*STORED ROWS*.
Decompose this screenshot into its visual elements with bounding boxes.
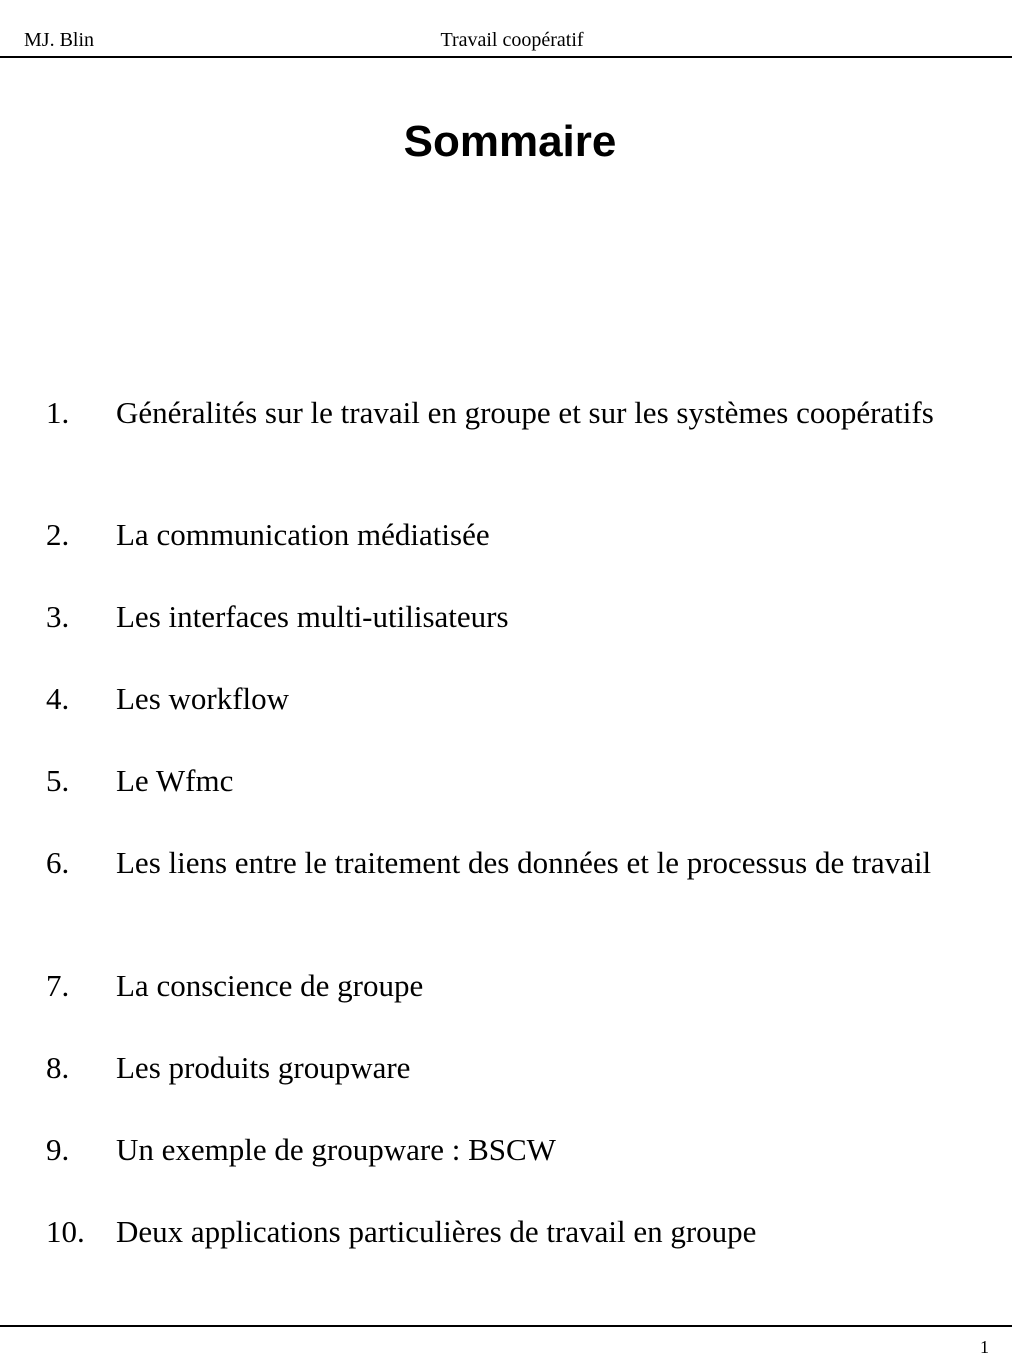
toc-item-5	[46, 760, 972, 801]
toc-item-1	[46, 392, 972, 433]
toc-item-7	[46, 965, 972, 1006]
toc-item-10	[46, 1211, 972, 1252]
toc-item-text: La conscience de groupe	[116, 968, 424, 1003]
toc-item-text: La communication médiatisée	[116, 517, 490, 552]
toc-item-3	[46, 596, 972, 637]
toc-item-8	[46, 1047, 972, 1088]
header-title: Travail coopératif	[440, 29, 584, 51]
toc-item-number: 7.	[46, 968, 70, 1003]
toc-item-number: 3.	[46, 599, 70, 634]
toc-item-number: 9.	[46, 1132, 70, 1167]
toc-item-number: 8.	[46, 1050, 70, 1085]
toc-item-text: Le Wfmc	[116, 763, 234, 798]
page-number: 1	[980, 1337, 989, 1357]
toc-item-6	[46, 842, 972, 883]
toc-item-text: Deux applications particulières de travail en groupe	[116, 1214, 757, 1249]
toc-item-4	[46, 678, 972, 719]
toc-item-2	[46, 514, 972, 555]
toc-item-number: 10.	[46, 1214, 85, 1249]
toc-item-9	[46, 1129, 972, 1170]
toc-item-text: Les produits groupware	[116, 1050, 411, 1085]
header-author: MJ. Blin	[24, 29, 95, 51]
page-title: Sommaire	[403, 117, 617, 166]
toc-item-text: Les interfaces multi-utilisateurs	[116, 599, 509, 634]
toc-item-number: 6.	[46, 845, 70, 880]
toc-item-number: 5.	[46, 763, 70, 798]
toc-item-text: Un exemple de groupware : BSCW	[116, 1132, 556, 1167]
toc-item-number: 4.	[46, 681, 70, 716]
toc-item-number: 2.	[46, 517, 70, 552]
toc-item-text: Les liens entre le traitement des données et le processus de travail	[116, 845, 932, 880]
toc-item-number: 1.	[46, 395, 70, 430]
toc-item-text: Les workflow	[116, 681, 290, 716]
toc-item-text: Généralités sur le travail en groupe et sur les systèmes coopératifs	[116, 395, 934, 430]
footer-rule	[0, 1325, 1012, 1327]
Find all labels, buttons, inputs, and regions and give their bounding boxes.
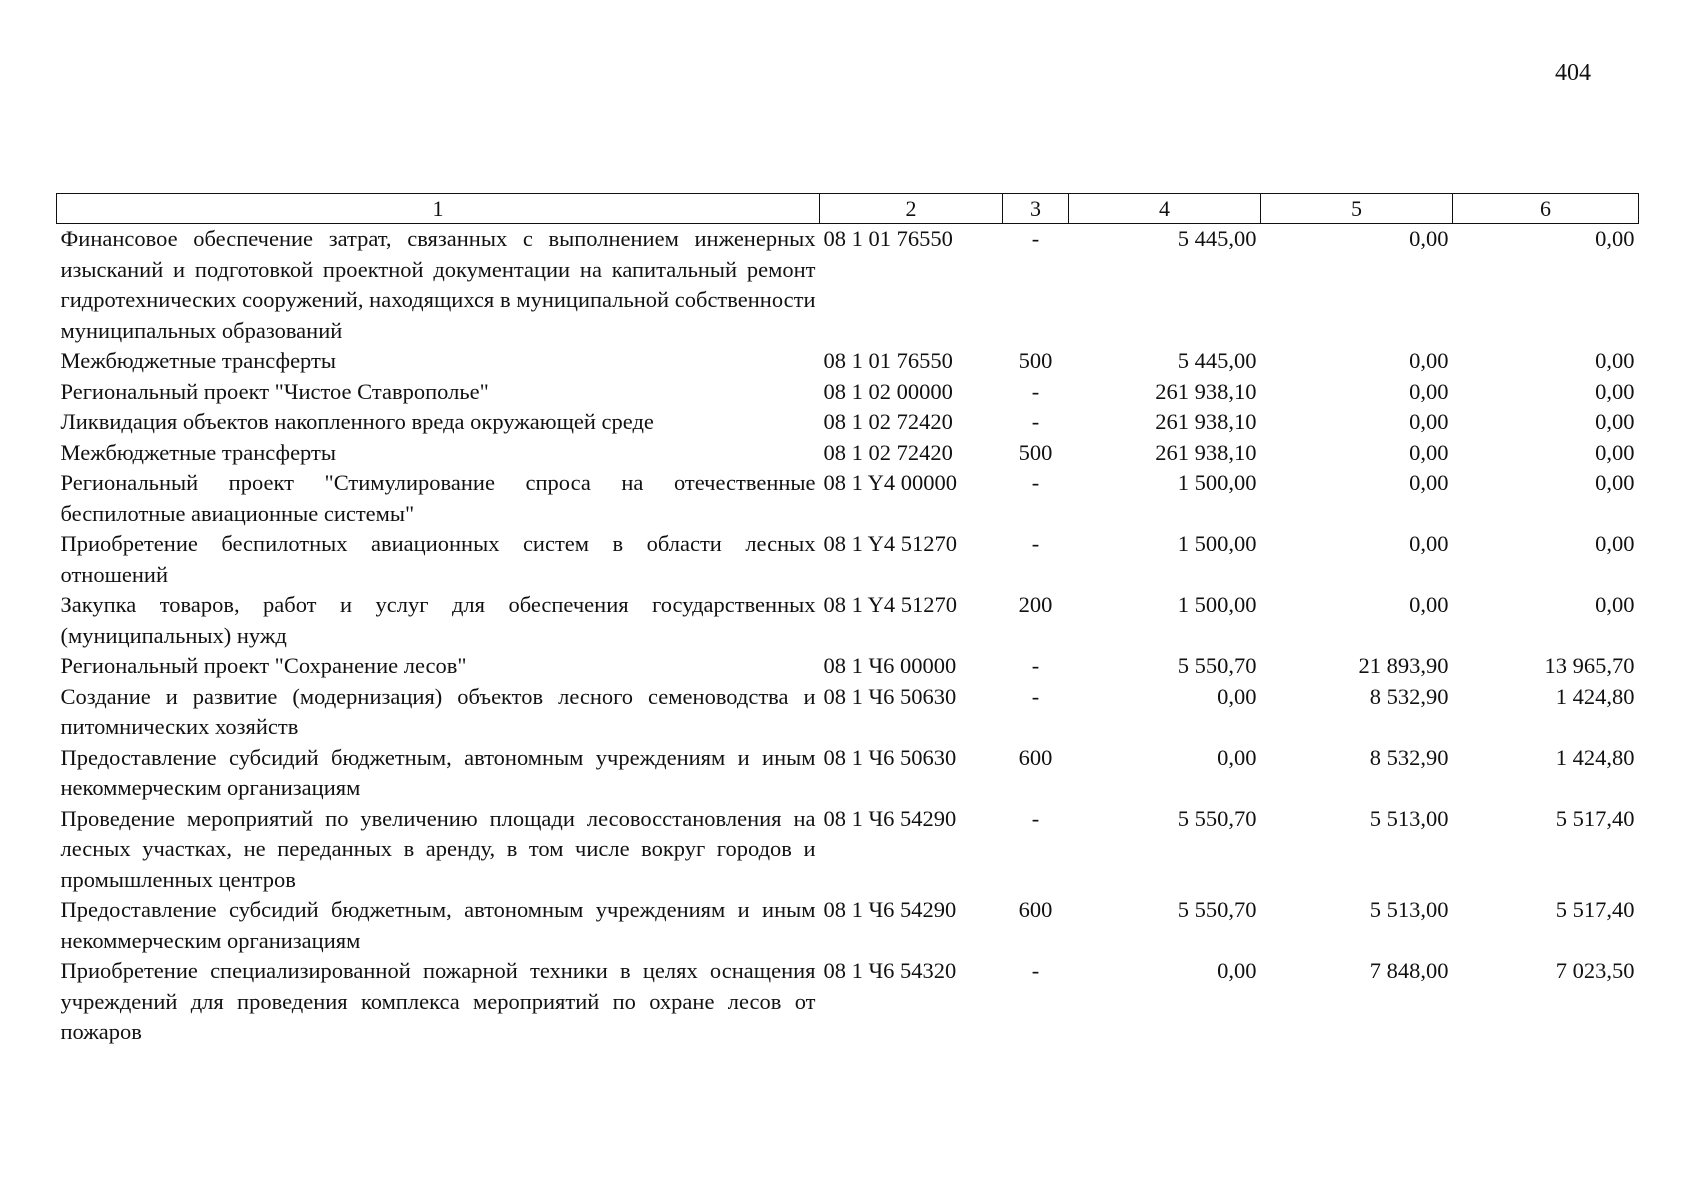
table-body — [57, 224, 1639, 1048]
row-code: 08 1 02 00000 — [823, 378, 953, 404]
column-header: 1 — [57, 194, 820, 224]
column-header: 3 — [1003, 194, 1069, 224]
table-row — [57, 956, 1639, 1048]
row-code: 08 1 Ч6 00000 — [823, 653, 957, 678]
row-name: Финансовое обеспечение затрат, связанных с выполнением инженерных изысканий и подготовкой проектной документации на капитальный ремонт гидротехнических сооружений, находящихся в муниципальной собственности муниципальных образований — [60, 226, 816, 343]
row-type: - — [1031, 226, 1040, 251]
row-value-6: 0,00 — [1595, 409, 1635, 434]
row-code: 08 1 02 72420 — [823, 439, 953, 465]
table-row — [57, 346, 1639, 377]
row-value-5: 0,00 — [1409, 592, 1449, 617]
row-code: 08 1 Ч6 54290 — [823, 805, 957, 831]
row-type: - — [1031, 409, 1040, 434]
row-value-5: 0,00 — [1409, 348, 1449, 373]
row-name: Закупка товаров, работ и услуг для обеспечения государственных (муниципальных) нужд — [60, 592, 816, 648]
row-value-5: 7 848,00 — [1369, 958, 1449, 983]
table-row — [57, 590, 1639, 651]
row-type: 200 — [1018, 592, 1053, 617]
table-row — [57, 651, 1639, 682]
row-value-6: 5 517,40 — [1555, 805, 1635, 831]
row-value-4: 0,00 — [1217, 683, 1257, 709]
row-name: Проведение мероприятий по увеличению площади лесовосстановления на лесных участках, не переданных в аренду, в том числе вокруг городов и промышленных центров — [60, 805, 816, 892]
row-value-6: 0,00 — [1595, 378, 1635, 404]
row-value-4: 5 550,70 — [1177, 897, 1257, 922]
row-value-5: 0,00 — [1409, 409, 1449, 434]
row-value-4: 261 938,10 — [1155, 409, 1257, 434]
column-header: 6 — [1453, 194, 1639, 224]
row-code: 08 1 Y4 00000 — [823, 470, 958, 495]
row-name: Приобретение специализированной пожарной техники в целях оснащения учреждений для проведения комплекса мероприятий по охране лесов от пожаров — [60, 958, 816, 1044]
row-value-4: 0,00 — [1217, 958, 1257, 983]
row-value-5: 0,00 — [1409, 378, 1449, 404]
row-value-6: 0,00 — [1595, 439, 1635, 465]
row-type: - — [1031, 958, 1040, 983]
row-type: - — [1031, 378, 1040, 404]
row-type: - — [1031, 470, 1040, 495]
row-name: Региональный проект "Стимулирование спроса на отечественные беспилотные авиационные системы" — [60, 470, 816, 526]
row-value-6: 0,00 — [1595, 531, 1635, 556]
row-type: 500 — [1018, 348, 1053, 373]
row-value-4: 5 445,00 — [1177, 226, 1257, 251]
row-value-5: 21 893,90 — [1358, 653, 1449, 678]
row-type: - — [1031, 805, 1040, 831]
header-row — [57, 194, 1639, 224]
row-value-6: 0,00 — [1595, 226, 1635, 251]
row-code: 08 1 Ч6 50630 — [823, 744, 957, 770]
column-header: 5 — [1261, 194, 1453, 224]
row-name: Региональный проект "Чистое Ставрополье" — [60, 378, 489, 404]
row-value-4: 261 938,10 — [1155, 439, 1257, 465]
table-row — [57, 529, 1639, 590]
row-code: 08 1 Y4 51270 — [823, 592, 958, 617]
budget-table — [56, 193, 1639, 1048]
table-row — [57, 743, 1639, 804]
row-value-5: 0,00 — [1409, 531, 1449, 556]
row-value-6: 1 424,80 — [1555, 744, 1635, 770]
row-value-5: 0,00 — [1409, 470, 1449, 495]
table-row — [57, 895, 1639, 956]
row-code: 08 1 Y4 51270 — [823, 531, 958, 556]
row-code: 08 1 02 72420 — [823, 409, 953, 434]
row-value-6: 7 023,50 — [1555, 958, 1635, 983]
row-code: 08 1 01 76550 — [823, 226, 953, 251]
row-value-6: 0,00 — [1595, 592, 1635, 617]
page-number: 404 — [1555, 60, 1591, 86]
table-row — [57, 682, 1639, 743]
row-value-4: 0,00 — [1217, 744, 1257, 770]
row-value-5: 0,00 — [1409, 439, 1449, 465]
row-value-5: 8 532,90 — [1369, 744, 1449, 770]
table-row — [57, 407, 1639, 438]
row-code: 08 1 Ч6 50630 — [823, 683, 957, 709]
row-value-6: 1 424,80 — [1555, 683, 1635, 709]
row-type: - — [1031, 653, 1040, 678]
row-type: - — [1031, 531, 1040, 556]
row-value-4: 1 500,00 — [1177, 470, 1257, 495]
row-value-5: 0,00 — [1409, 226, 1449, 251]
row-name: Приобретение беспилотных авиационных систем в области лесных отношений — [60, 531, 816, 587]
row-value-4: 1 500,00 — [1177, 531, 1257, 556]
table-row — [57, 224, 1639, 347]
row-value-6: 13 965,70 — [1544, 653, 1635, 678]
row-code: 08 1 Ч6 54320 — [823, 958, 957, 983]
row-name: Региональный проект "Сохранение лесов" — [60, 653, 467, 678]
row-value-4: 5 445,00 — [1177, 348, 1257, 373]
table-row — [57, 377, 1639, 408]
row-value-5: 8 532,90 — [1369, 683, 1449, 709]
row-type: - — [1031, 683, 1040, 709]
row-value-4: 5 550,70 — [1177, 805, 1257, 831]
row-name: Межбюджетные трансферты — [60, 348, 336, 373]
row-value-5: 5 513,00 — [1369, 805, 1449, 831]
row-code: 08 1 Ч6 54290 — [823, 897, 957, 922]
row-value-6: 5 517,40 — [1555, 897, 1635, 922]
row-name: Предоставление субсидий бюджетным, автономным учреждениям и иным некоммерческим организациям — [60, 744, 816, 800]
row-name: Создание и развитие (модернизация) объектов лесного семеноводства и питомнических хозяйств — [60, 683, 816, 739]
row-type: 600 — [1018, 897, 1053, 922]
row-code: 08 1 01 76550 — [823, 348, 953, 373]
row-value-4: 5 550,70 — [1177, 653, 1257, 678]
row-type: 500 — [1018, 439, 1053, 465]
row-name: Предоставление субсидий бюджетным, автономным учреждениям и иным некоммерческим организациям — [60, 897, 816, 953]
row-value-6: 0,00 — [1595, 348, 1635, 373]
row-value-4: 261 938,10 — [1155, 378, 1257, 404]
row-value-5: 5 513,00 — [1369, 897, 1449, 922]
table-row — [57, 438, 1639, 469]
column-header: 2 — [820, 194, 1003, 224]
table-row — [57, 804, 1639, 896]
row-name: Межбюджетные трансферты — [60, 439, 336, 465]
table-row — [57, 468, 1639, 529]
row-name: Ликвидация объектов накопленного вреда окружающей среде — [60, 409, 654, 434]
column-header: 4 — [1069, 194, 1261, 224]
row-value-6: 0,00 — [1595, 470, 1635, 495]
row-type: 600 — [1018, 744, 1053, 770]
row-value-4: 1 500,00 — [1177, 592, 1257, 617]
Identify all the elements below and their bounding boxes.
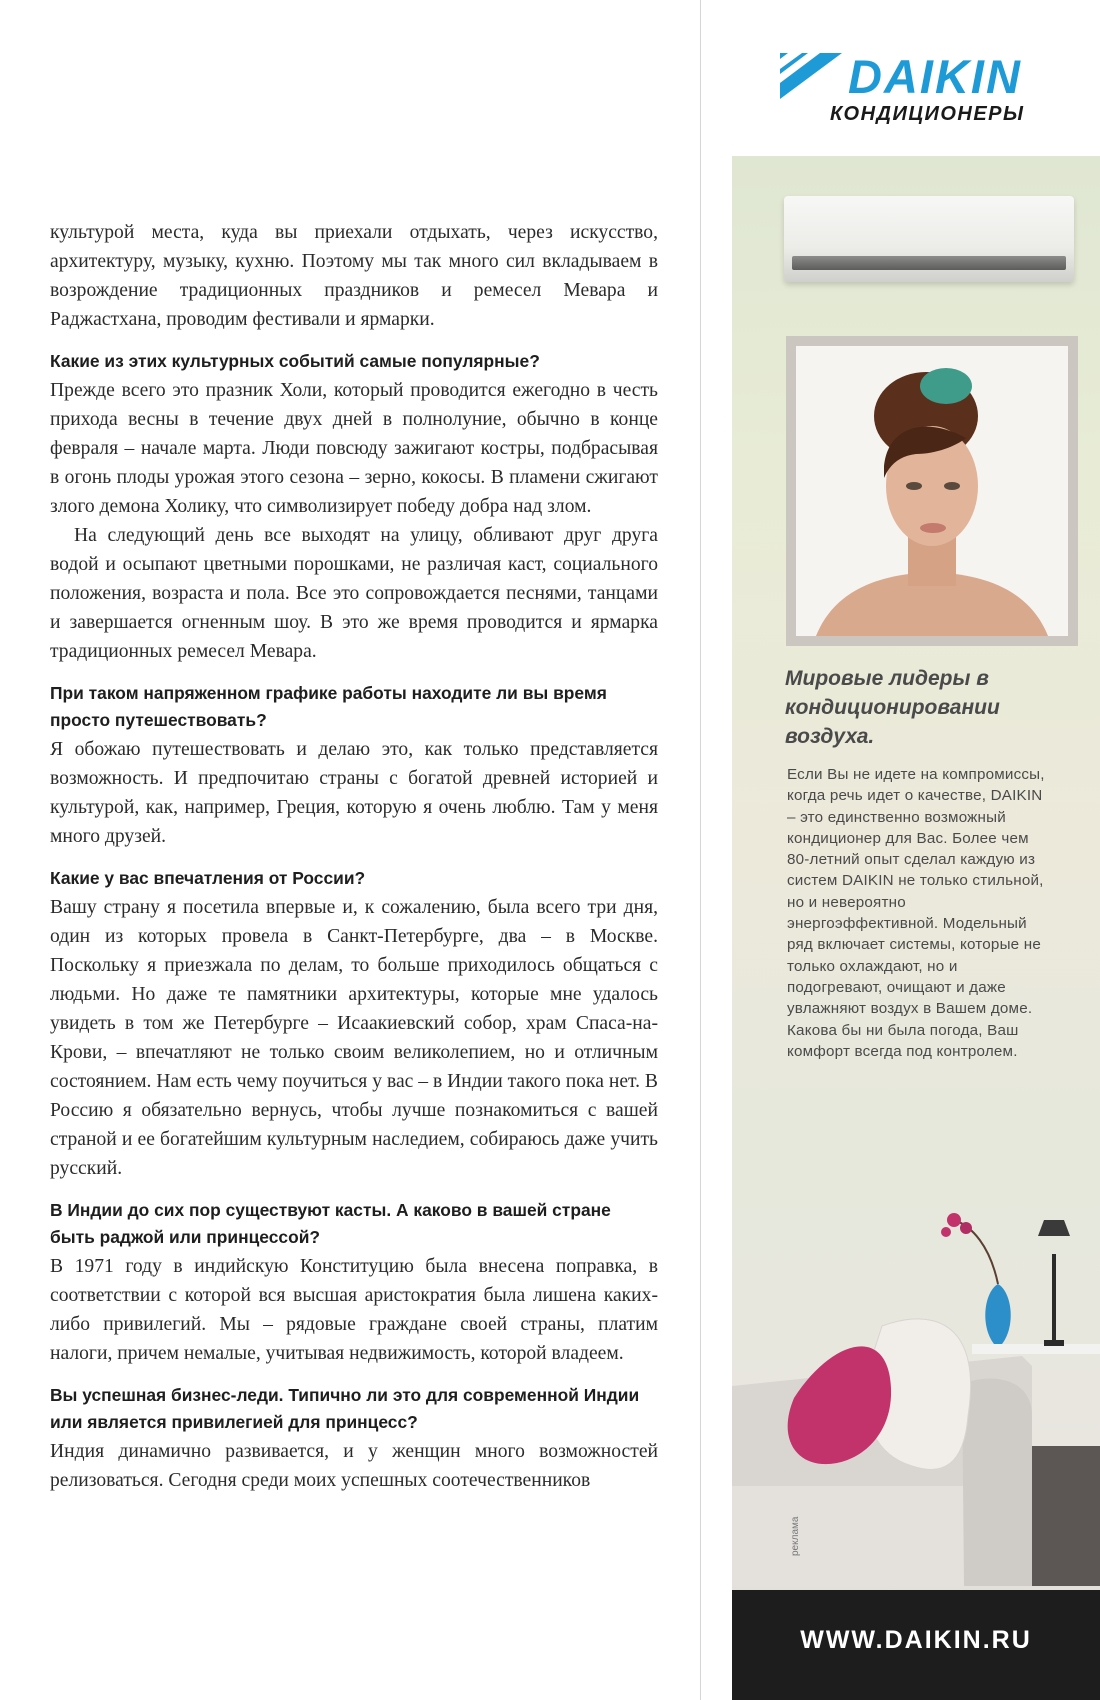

*TASK STATEMENT*. Copy the lines of the records above exactly, starting at the line that contains "table-body — [57, 224, 1639, 1048]" and ending at the line that contains "row-value-4: 0,00 — [1217, 683, 1257, 709]", with both of those lines included.

*TASK ANSWER*.
table-body — [57, 224, 1639, 1048]
row-code: 08 1 02 00000 — [823, 378, 953, 404]
column-header: 1 — [57, 194, 820, 224]
column-header: 3 — [1003, 194, 1069, 224]
table-row — [57, 956, 1639, 1048]
row-code: 08 1 Ч6 00000 — [823, 653, 957, 678]
row-name: Финансовое обеспечение затрат, связанных с выполнением инженерных изысканий и подготовкой проектной документации на капитальный ремонт гидротехнических сооружений, находящихся в муниципальной собственности муниципальных образований — [60, 226, 816, 343]
row-type: - — [1031, 226, 1040, 251]
row-value-6: 0,00 — [1595, 409, 1635, 434]
row-code: 08 1 02 72420 — [823, 439, 953, 465]
table-row — [57, 346, 1639, 377]
row-value-5: 0,00 — [1409, 592, 1449, 617]
row-code: 08 1 Ч6 54290 — [823, 805, 957, 831]
row-type: - — [1031, 409, 1040, 434]
row-value-5: 0,00 — [1409, 348, 1449, 373]
row-name: Закупка товаров, работ и услуг для обеспечения государственных (муниципальных) нужд — [60, 592, 816, 648]
row-value-5: 7 848,00 — [1369, 958, 1449, 983]
table-row — [57, 590, 1639, 651]
row-type: 200 — [1018, 592, 1053, 617]
table-row — [57, 651, 1639, 682]
row-value-6: 5 517,40 — [1555, 805, 1635, 831]
row-value-4: 0,00 — [1217, 683, 1257, 709]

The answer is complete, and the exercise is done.